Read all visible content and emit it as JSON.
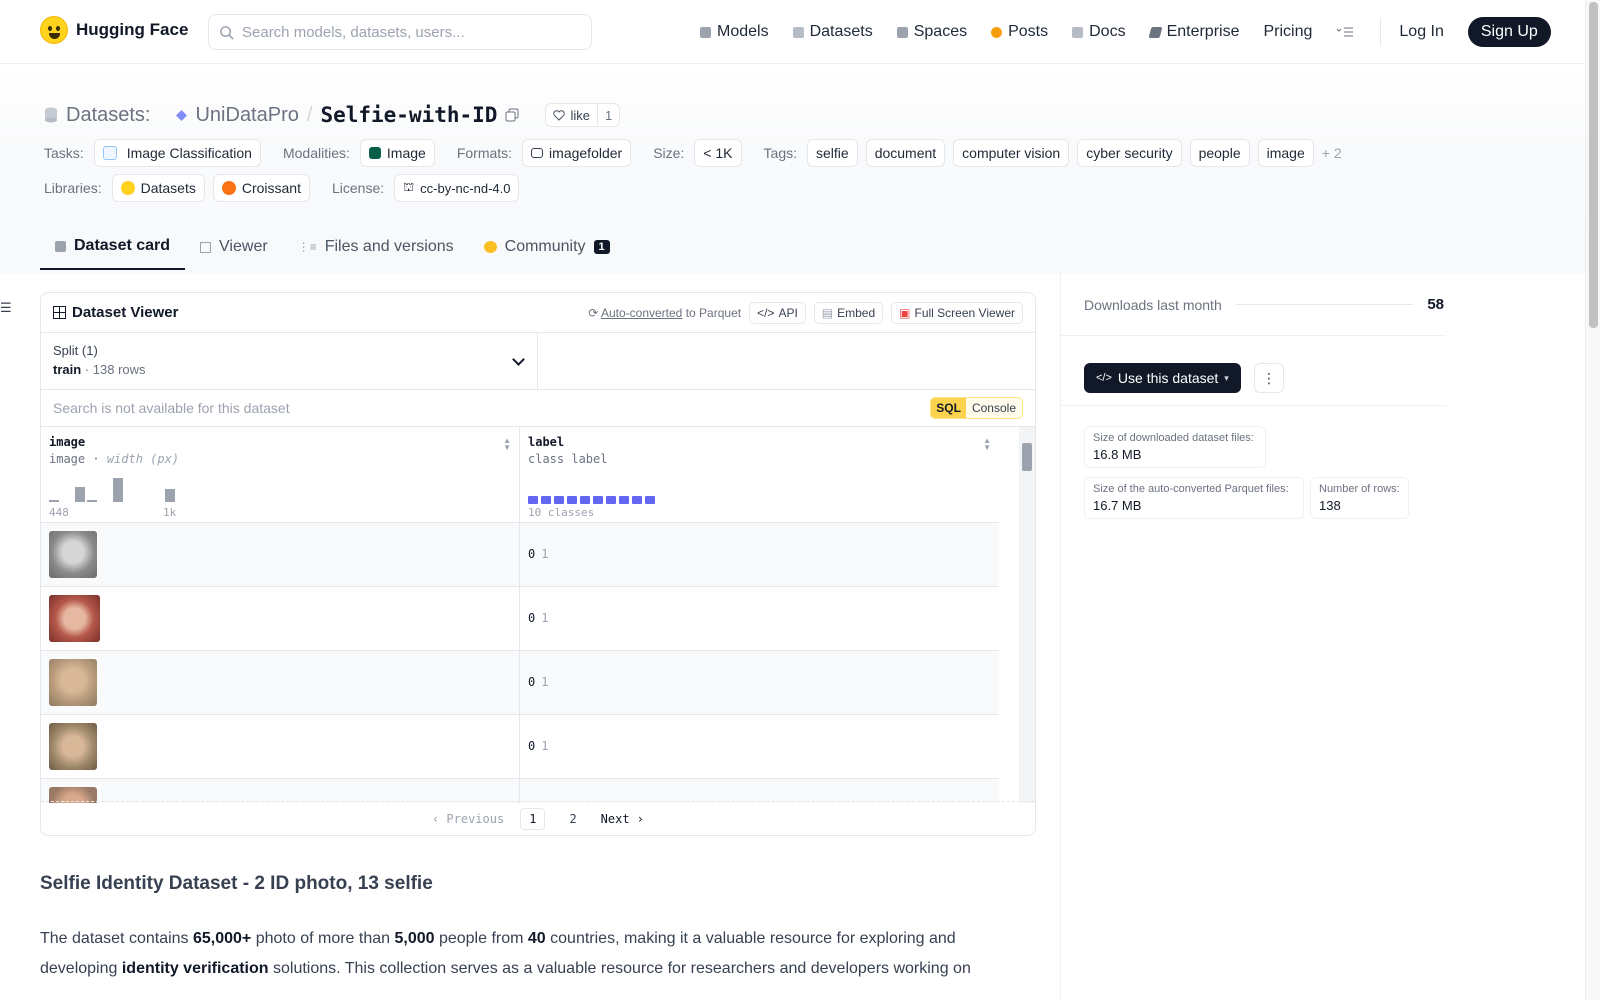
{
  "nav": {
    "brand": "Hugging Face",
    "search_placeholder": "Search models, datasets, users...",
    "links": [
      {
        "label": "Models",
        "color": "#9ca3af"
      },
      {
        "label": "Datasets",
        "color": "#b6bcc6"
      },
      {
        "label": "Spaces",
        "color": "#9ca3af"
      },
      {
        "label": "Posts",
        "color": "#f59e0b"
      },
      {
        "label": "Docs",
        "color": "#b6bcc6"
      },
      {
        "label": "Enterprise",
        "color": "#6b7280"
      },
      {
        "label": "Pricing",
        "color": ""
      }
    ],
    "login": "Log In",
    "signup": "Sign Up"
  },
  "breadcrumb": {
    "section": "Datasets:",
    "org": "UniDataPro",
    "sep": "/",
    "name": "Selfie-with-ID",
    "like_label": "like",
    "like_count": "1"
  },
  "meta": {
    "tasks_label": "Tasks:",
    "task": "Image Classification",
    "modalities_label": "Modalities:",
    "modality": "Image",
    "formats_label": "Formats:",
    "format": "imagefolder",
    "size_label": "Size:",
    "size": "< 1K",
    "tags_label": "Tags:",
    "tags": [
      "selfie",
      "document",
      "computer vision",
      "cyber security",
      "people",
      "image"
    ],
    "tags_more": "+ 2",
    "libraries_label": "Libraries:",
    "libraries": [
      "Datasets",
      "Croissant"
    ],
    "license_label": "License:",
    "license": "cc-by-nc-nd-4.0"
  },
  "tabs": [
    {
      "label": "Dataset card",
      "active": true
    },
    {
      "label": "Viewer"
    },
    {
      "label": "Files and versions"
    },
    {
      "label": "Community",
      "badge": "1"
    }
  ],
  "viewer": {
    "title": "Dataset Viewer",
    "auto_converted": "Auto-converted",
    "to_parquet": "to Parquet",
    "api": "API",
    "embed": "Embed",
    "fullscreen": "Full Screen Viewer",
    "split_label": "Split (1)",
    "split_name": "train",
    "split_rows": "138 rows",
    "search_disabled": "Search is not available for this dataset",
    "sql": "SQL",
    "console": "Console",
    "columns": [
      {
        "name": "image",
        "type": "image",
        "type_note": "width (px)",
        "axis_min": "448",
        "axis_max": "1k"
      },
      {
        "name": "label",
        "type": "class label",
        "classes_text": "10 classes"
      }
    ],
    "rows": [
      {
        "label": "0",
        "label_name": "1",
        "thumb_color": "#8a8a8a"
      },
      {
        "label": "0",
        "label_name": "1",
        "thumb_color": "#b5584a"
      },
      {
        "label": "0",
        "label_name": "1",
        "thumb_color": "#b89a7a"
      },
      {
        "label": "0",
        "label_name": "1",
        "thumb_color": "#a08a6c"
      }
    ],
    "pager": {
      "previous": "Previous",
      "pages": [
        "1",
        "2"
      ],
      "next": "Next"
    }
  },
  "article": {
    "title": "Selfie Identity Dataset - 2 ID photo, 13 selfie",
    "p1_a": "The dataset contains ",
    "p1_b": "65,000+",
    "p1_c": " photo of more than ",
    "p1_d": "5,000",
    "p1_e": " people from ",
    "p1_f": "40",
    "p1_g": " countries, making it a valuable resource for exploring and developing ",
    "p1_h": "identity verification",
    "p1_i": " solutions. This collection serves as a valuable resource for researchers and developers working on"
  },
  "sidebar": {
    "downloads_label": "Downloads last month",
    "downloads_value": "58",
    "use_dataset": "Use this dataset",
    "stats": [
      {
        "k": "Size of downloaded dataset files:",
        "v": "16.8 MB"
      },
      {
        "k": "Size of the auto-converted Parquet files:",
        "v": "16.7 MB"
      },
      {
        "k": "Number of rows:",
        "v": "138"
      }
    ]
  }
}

---+---

Every line of the data above should be quoted exactly. Omit the pictures.

--- Correct response ---
Read all visible content and emit it as JSON.
{
  "nav": {
    "brand": "Hugging Face",
    "search_placeholder": "Search models, datasets, users...",
    "links": [
      {
        "label": "Models",
        "color": "#9ca3af"
      },
      {
        "label": "Datasets",
        "color": "#b6bcc6"
      },
      {
        "label": "Spaces",
        "color": "#9ca3af"
      },
      {
        "label": "Posts",
        "color": "#f59e0b"
      },
      {
        "label": "Docs",
        "color": "#b6bcc6"
      },
      {
        "label": "Enterprise",
        "color": "#6b7280"
      },
      {
        "label": "Pricing",
        "color": ""
      }
    ],
    "login": "Log In",
    "signup": "Sign Up"
  },
  "breadcrumb": {
    "section": "Datasets:",
    "org": "UniDataPro",
    "sep": "/",
    "name": "Selfie-with-ID",
    "like_label": "like",
    "like_count": "1"
  },
  "meta": {
    "tasks_label": "Tasks:",
    "task": "Image Classification",
    "modalities_label": "Modalities:",
    "modality": "Image",
    "formats_label": "Formats:",
    "format": "imagefolder",
    "size_label": "Size:",
    "size": "< 1K",
    "tags_label": "Tags:",
    "tags": [
      "selfie",
      "document",
      "computer vision",
      "cyber security",
      "people",
      "image"
    ],
    "tags_more": "+ 2",
    "libraries_label": "Libraries:",
    "libraries": [
      "Datasets",
      "Croissant"
    ],
    "license_label": "License:",
    "license": "cc-by-nc-nd-4.0"
  },
  "tabs": [
    {
      "label": "Dataset card",
      "active": true
    },
    {
      "label": "Viewer"
    },
    {
      "label": "Files and versions"
    },
    {
      "label": "Community",
      "badge": "1"
    }
  ],
  "viewer": {
    "title": "Dataset Viewer",
    "auto_converted": "Auto-converted",
    "to_parquet": "to Parquet",
    "api": "API",
    "embed": "Embed",
    "fullscreen": "Full Screen Viewer",
    "split_label": "Split (1)",
    "split_name": "train",
    "split_rows": "138 rows",
    "search_disabled": "Search is not available for this dataset",
    "sql": "SQL",
    "console": "Console",
    "columns": [
      {
        "name": "image",
        "type": "image",
        "type_note": "width (px)",
        "axis_min": "448",
        "axis_max": "1k"
      },
      {
        "name": "label",
        "type": "class label",
        "classes_text": "10 classes"
      }
    ],
    "rows": [
      {
        "label": "0",
        "label_name": "1",
        "thumb_color": "#8a8a8a"
      },
      {
        "label": "0",
        "label_name": "1",
        "thumb_color": "#b5584a"
      },
      {
        "label": "0",
        "label_name": "1",
        "thumb_color": "#b89a7a"
      },
      {
        "label": "0",
        "label_name": "1",
        "thumb_color": "#a08a6c"
      }
    ],
    "pager": {
      "previous": "Previous",
      "pages": [
        "1",
        "2"
      ],
      "next": "Next"
    }
  },
  "article": {
    "title": "Selfie Identity Dataset - 2 ID photo, 13 selfie",
    "p1_a": "The dataset contains ",
    "p1_b": "65,000+",
    "p1_c": " photo of more than ",
    "p1_d": "5,000",
    "p1_e": " people from ",
    "p1_f": "40",
    "p1_g": " countries, making it a valuable resource for exploring and developing ",
    "p1_h": "identity verification",
    "p1_i": " solutions. This collection serves as a valuable resource for researchers and developers working on"
  },
  "sidebar": {
    "downloads_label": "Downloads last month",
    "downloads_value": "58",
    "use_dataset": "Use this dataset",
    "stats": [
      {
        "k": "Size of downloaded dataset files:",
        "v": "16.8 MB"
      },
      {
        "k": "Size of the auto-converted Parquet files:",
        "v": "16.7 MB"
      },
      {
        "k": "Number of rows:",
        "v": "138"
      }
    ]
  }
}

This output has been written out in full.